=== EXTRACTED RECORDS ===

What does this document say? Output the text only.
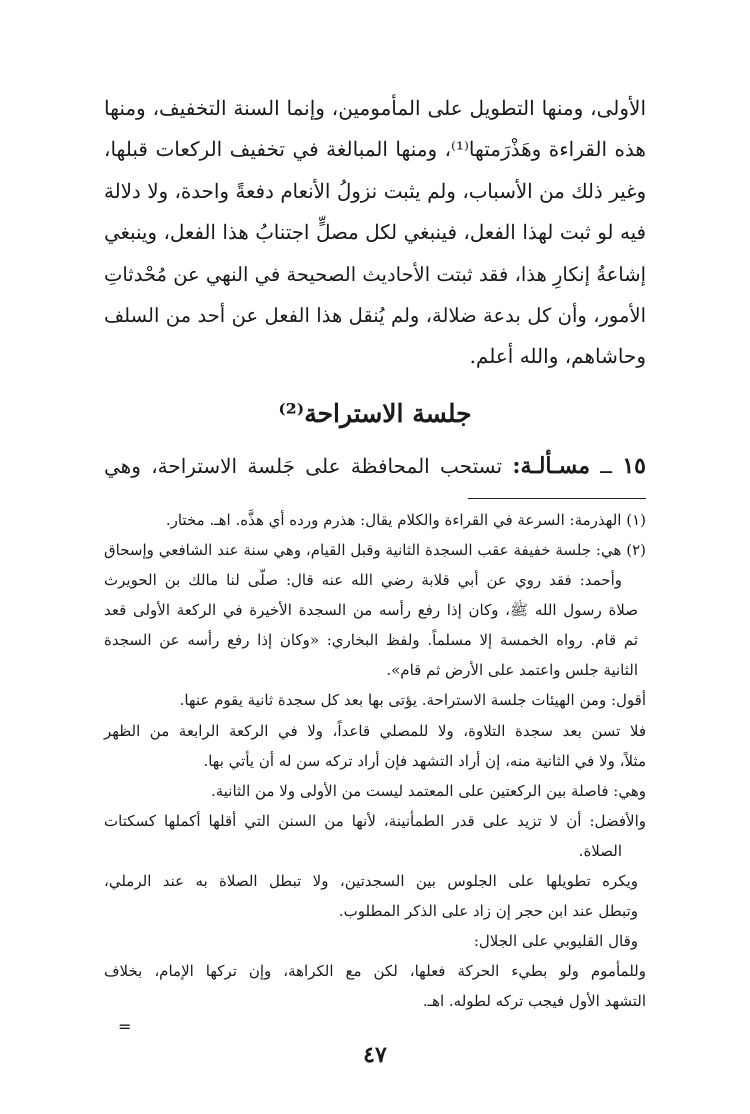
الأولى، ومنها التطويل على المأمومين، وإنما السنة التخفيف، ومنها

هذه القراءة وهَذْرَمتها⁽¹⁾، ومنها المبالغة في تخفيف الركعات قبلها،

وغير ذلك من الأسباب، ولم يثبت نزولُ الأنعام دفعةً واحدة، ولا دلالة

فيه لو ثبت لهذا الفعل، فينبغي لكل مصلٍّ اجتنابُ هذا الفعل، وينبغي

إشاعةُ إنكارِ هذا، فقد ثبتت الأحاديث الصحيحة في النهي عن مُحْدثاتِ

الأمور، وأن كل بدعة ضلالة، ولم يُنقل هذا الفعل عن أحد من السلف

وحاشاهم، والله أعلم.

جلسة الاستراحة⁽²⁾
١٥ ــ مسـألـة: تستحب المحافظة على جَلسة الاستراحة، وهي

(١) الهذرمة: السرعة في القراءة والكلام يقال: هذرم ورده أي هذَّه. اهـ. مختار.

(٢) هي: جلسة خفيفة عقب السجدة الثانية وقبل القيام، وهي سنة عند الشافعي وإسحاق

وأحمد: فقد روي عن أبي قلابة رضي الله عنه قال: صلّى لنا مالك بن الحويرث

صلاة رسول الله ﷺ، وكان إذا رفع رأسه من السجدة الأخيرة في الركعة الأولى قعد

ثم قام. رواه الخمسة إلا مسلماً. ولفظ البخاري: «وكان إذا رفع رأسه عن السجدة

الثانية جلس واعتمد على الأرض ثم قام».

أقول: ومن الهيئات جلسة الاستراحة. يؤتى بها بعد كل سجدة ثانية يقوم عنها.

فلا تسن بعد سجدة التلاوة، ولا للمصلي قاعداً، ولا في الركعة الرابعة من الظهر

مثلاً، ولا في الثانية منه، إن أراد التشهد فإن أراد تركه سن له أن يأتي بها.

وهي: فاصلة بين الركعتين على المعتمد ليست من الأولى ولا من الثانية.

والأفضل: أن لا تزيد على قدر الطمأنينة، لأنها من السنن التي أقلها أكملها كسكتات

الصلاة.

ويكره تطويلها على الجلوس بين السجدتين، ولا تبطل الصلاة به عند الرملي،

وتبطل عند ابن حجر إن زاد على الذكر المطلوب.

وقال القليوبي على الجلال:

وللمأموم ولو بطيء الحركة فعلها، لكن مع الكراهة، وإن تركها الإمام، بخلاف

التشهد الأول فيجب تركه لطوله. اهـ.

=
٤٧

===

◆ TASK BRIEF:
Find the lines above that include the string "الفعل" and copy them.

◆ SOLVED PROBLEM:
فيه لو ثبت لهذا الفعل، فينبغي لكل مصلٍّ اجتنابُ هذا الفعل، وينبغي
الأمور، وأن كل بدعة ضلالة، ولم يُنقل هذا الفعل عن أحد من السلف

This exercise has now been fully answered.